# The problem
Every record that follows should be printed verbatim.

[Raw records]

____________

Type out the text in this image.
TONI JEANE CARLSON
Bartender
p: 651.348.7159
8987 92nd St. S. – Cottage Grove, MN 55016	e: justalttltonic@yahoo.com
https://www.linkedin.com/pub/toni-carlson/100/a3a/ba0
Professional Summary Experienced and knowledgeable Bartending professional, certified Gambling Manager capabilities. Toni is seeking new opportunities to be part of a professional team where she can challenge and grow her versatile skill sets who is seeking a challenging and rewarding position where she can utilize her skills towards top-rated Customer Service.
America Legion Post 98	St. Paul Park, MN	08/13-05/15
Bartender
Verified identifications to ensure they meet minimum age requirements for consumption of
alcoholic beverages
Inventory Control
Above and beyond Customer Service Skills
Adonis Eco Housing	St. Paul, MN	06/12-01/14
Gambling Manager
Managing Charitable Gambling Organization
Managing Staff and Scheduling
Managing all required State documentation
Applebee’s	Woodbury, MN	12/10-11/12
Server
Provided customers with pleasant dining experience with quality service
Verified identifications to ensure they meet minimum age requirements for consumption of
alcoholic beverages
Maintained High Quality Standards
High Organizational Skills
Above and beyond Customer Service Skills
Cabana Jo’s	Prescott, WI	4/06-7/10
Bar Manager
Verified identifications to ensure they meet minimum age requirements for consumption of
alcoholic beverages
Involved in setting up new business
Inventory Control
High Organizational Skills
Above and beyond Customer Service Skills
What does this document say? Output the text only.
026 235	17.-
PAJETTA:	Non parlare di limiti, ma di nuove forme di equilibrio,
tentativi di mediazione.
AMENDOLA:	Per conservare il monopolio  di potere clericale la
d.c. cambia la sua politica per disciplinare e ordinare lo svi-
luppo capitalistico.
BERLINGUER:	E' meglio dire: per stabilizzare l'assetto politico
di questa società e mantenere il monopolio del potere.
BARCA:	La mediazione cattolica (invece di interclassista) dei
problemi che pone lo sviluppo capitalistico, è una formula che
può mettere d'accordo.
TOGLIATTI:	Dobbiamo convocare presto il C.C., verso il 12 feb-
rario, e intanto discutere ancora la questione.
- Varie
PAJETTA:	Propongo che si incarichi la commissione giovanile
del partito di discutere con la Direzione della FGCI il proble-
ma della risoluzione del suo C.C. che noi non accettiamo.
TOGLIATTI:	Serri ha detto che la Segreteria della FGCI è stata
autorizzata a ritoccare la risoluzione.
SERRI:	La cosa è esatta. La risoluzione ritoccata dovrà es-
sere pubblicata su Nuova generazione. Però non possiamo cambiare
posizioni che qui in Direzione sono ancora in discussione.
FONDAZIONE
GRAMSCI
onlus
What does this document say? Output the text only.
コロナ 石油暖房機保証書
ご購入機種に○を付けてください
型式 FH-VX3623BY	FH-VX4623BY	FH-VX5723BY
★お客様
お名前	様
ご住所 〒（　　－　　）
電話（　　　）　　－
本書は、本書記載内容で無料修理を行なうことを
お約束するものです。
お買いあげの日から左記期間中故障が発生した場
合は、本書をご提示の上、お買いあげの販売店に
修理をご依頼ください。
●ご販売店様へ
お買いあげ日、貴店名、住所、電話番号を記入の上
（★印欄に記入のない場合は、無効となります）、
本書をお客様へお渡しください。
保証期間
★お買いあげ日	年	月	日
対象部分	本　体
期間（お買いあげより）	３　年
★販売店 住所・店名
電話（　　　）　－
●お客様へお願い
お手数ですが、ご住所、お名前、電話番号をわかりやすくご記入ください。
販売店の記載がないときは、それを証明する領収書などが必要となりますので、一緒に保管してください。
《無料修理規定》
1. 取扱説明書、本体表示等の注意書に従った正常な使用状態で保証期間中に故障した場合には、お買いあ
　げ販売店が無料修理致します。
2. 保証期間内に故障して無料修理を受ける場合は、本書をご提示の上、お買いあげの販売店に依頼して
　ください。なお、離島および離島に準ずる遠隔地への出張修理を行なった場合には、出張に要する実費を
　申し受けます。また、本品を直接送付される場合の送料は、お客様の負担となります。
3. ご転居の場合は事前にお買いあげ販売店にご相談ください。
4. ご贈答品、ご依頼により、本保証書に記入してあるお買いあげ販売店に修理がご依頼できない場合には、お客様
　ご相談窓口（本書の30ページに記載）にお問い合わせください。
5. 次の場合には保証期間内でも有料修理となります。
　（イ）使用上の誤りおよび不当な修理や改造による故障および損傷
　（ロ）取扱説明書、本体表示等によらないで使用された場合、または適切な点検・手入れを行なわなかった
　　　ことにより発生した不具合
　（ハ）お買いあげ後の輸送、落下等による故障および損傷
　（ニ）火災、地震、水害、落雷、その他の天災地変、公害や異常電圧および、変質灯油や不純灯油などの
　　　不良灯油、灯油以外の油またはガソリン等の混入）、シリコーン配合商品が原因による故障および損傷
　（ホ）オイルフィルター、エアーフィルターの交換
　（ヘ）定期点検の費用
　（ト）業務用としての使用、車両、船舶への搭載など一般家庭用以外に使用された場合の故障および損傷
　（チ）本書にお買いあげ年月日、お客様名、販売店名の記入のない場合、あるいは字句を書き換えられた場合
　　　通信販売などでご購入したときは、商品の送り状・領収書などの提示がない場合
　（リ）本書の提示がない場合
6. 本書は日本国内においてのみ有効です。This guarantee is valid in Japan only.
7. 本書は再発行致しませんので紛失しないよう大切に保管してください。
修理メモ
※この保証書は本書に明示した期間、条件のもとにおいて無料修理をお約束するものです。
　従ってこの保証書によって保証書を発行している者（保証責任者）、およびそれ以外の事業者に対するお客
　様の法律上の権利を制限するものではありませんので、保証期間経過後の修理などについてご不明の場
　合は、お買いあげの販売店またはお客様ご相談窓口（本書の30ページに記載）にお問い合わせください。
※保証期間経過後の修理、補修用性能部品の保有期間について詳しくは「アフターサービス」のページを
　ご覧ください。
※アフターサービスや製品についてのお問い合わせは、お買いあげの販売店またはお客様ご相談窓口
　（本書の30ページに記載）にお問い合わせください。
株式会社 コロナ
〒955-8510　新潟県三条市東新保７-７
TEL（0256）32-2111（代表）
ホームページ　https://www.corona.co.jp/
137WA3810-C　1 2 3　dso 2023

____________

# Solution
Type out the text in this image.
TONI JEANE CARLSON
Bartender
p: 651.348.7159
8987 92nd St. S. – Cottage Grove, MN 55016	e: justalttltonic@yahoo.com
https://www.linkedin.com/pub/toni-carlson/100/a3a/ba0
Professional Summary Experienced and knowledgeable Bartending professional, certified Gambling Manager capabilities. Toni is seeking new opportunities to be part of a professional team where she can challenge and grow her versatile skill sets who is seeking a challenging and rewarding position where she can utilize her skills towards top-rated Customer Service.
America Legion Post 98	St. Paul Park, MN	08/13-05/15
Bartender
Verified identifications to ensure they meet minimum age requirements for consumption of
alcoholic beverages
Inventory Control
Above and beyond Customer Service Skills
Adonis Eco Housing	St. Paul, MN	06/12-01/14
Gambling Manager
Managing Charitable Gambling Organization
Managing Staff and Scheduling
Managing all required State documentation
Applebee’s	Woodbury, MN	12/10-11/12
Server
Provided customers with pleasant dining experience with quality service
Verified identifications to ensure they meet minimum age requirements for consumption of
alcoholic beverages
Maintained High Quality Standards
High Organizational Skills
Above and beyond Customer Service Skills
Cabana Jo’s	Prescott, WI	4/06-7/10
Bar Manager
Verified identifications to ensure they meet minimum age requirements for consumption of
alcoholic beverages
Involved in setting up new business
Inventory Control
High Organizational Skills
Above and beyond Customer Service Skills
What does this document say? Output the text only.
026 235	17.-
PAJETTA:	Non parlare di limiti, ma di nuove forme di equilibrio,
tentativi di mediazione.
AMENDOLA:	Per conservare il monopolio  di potere clericale la
d.c. cambia la sua politica per disciplinare e ordinare lo svi-
luppo capitalistico.
BERLINGUER:	E' meglio dire: per stabilizzare l'assetto politico
di questa società e mantenere il monopolio del potere.
BARCA:	La mediazione cattolica (invece di interclassista) dei
problemi che pone lo sviluppo capitalistico, è una formula che
può mettere d'accordo.
TOGLIATTI:	Dobbiamo convocare presto il C.C., verso il 12 feb-
rario, e intanto discutere ancora la questione.
- Varie
PAJETTA:	Propongo che si incarichi la commissione giovanile
del partito di discutere con la Direzione della FGCI il proble-
ma della risoluzione del suo C.C. che noi non accettiamo.
TOGLIATTI:	Serri ha detto che la Segreteria della FGCI è stata
autorizzata a ritoccare la risoluzione.
SERRI:	La cosa è esatta. La risoluzione ritoccata dovrà es-
sere pubblicata su Nuova generazione. Però non possiamo cambiare
posizioni che qui in Direzione sono ancora in discussione.
FONDAZIONE
GRAMSCI
onlus
What does this document say? Output the text only.
コロナ 石油暖房機保証書
ご購入機種に○を付けてください
型式 FH-VX3623BY	FH-VX4623BY	FH-VX5723BY
★お客様
お名前	様
ご住所 〒（　　－　　）
電話（　　　）　　－
本書は、本書記載内容で無料修理を行なうことを
お約束するものです。
お買いあげの日から左記期間中故障が発生した場
合は、本書をご提示の上、お買いあげの販売店に
修理をご依頼ください。
●ご販売店様へ
お買いあげ日、貴店名、住所、電話番号を記入の上
（★印欄に記入のない場合は、無効となります）、
本書をお客様へお渡しください。
保証期間
★お買いあげ日	年	月	日
対象部分	本　体
期間（お買いあげより）	３　年
★販売店 住所・店名
電話（　　　）　－
●お客様へお願い
お手数ですが、ご住所、お名前、電話番号をわかりやすくご記入ください。
販売店の記載がないときは、それを証明する領収書などが必要となりますので、一緒に保管してください。
《無料修理規定》
1. 取扱説明書、本体表示等の注意書に従った正常な使用状態で保証期間中に故障した場合には、お買いあ
　げ販売店が無料修理致します。
2. 保証期間内に故障して無料修理を受ける場合は、本書をご提示の上、お買いあげの販売店に依頼して
　ください。なお、離島および離島に準ずる遠隔地への出張修理を行なった場合には、出張に要する実費を
　申し受けます。また、本品を直接送付される場合の送料は、お客様の負担となります。
3. ご転居の場合は事前にお買いあげ販売店にご相談ください。
4. ご贈答品、ご依頼により、本保証書に記入してあるお買いあげ販売店に修理がご依頼できない場合には、お客様
　ご相談窓口（本書の30ページに記載）にお問い合わせください。
5. 次の場合には保証期間内でも有料修理となります。
　（イ）使用上の誤りおよび不当な修理や改造による故障および損傷
　（ロ）取扱説明書、本体表示等によらないで使用された場合、または適切な点検・手入れを行なわなかった
　　　ことにより発生した不具合
　（ハ）お買いあげ後の輸送、落下等による故障および損傷
　（ニ）火災、地震、水害、落雷、その他の天災地変、公害や異常電圧および、変質灯油や不純灯油などの
　　　不良灯油、灯油以外の油またはガソリン等の混入）、シリコーン配合商品が原因による故障および損傷
　（ホ）オイルフィルター、エアーフィルターの交換
　（ヘ）定期点検の費用
　（ト）業務用としての使用、車両、船舶への搭載など一般家庭用以外に使用された場合の故障および損傷
　（チ）本書にお買いあげ年月日、お客様名、販売店名の記入のない場合、あるいは字句を書き換えられた場合
　　　通信販売などでご購入したときは、商品の送り状・領収書などの提示がない場合
　（リ）本書の提示がない場合
6. 本書は日本国内においてのみ有効です。This guarantee is valid in Japan only.
7. 本書は再発行致しませんので紛失しないよう大切に保管してください。
修理メモ
※この保証書は本書に明示した期間、条件のもとにおいて無料修理をお約束するものです。
　従ってこの保証書によって保証書を発行している者（保証責任者）、およびそれ以外の事業者に対するお客
　様の法律上の権利を制限するものではありませんので、保証期間経過後の修理などについてご不明の場
　合は、お買いあげの販売店またはお客様ご相談窓口（本書の30ページに記載）にお問い合わせください。
※保証期間経過後の修理、補修用性能部品の保有期間について詳しくは「アフターサービス」のページを
　ご覧ください。
※アフターサービスや製品についてのお問い合わせは、お買いあげの販売店またはお客様ご相談窓口
　（本書の30ページに記載）にお問い合わせください。
株式会社 コロナ
〒955-8510　新潟県三条市東新保７-７
TEL（0256）32-2111（代表）
ホームページ　https://www.corona.co.jp/
137WA3810-C　1 2 3　dso 2023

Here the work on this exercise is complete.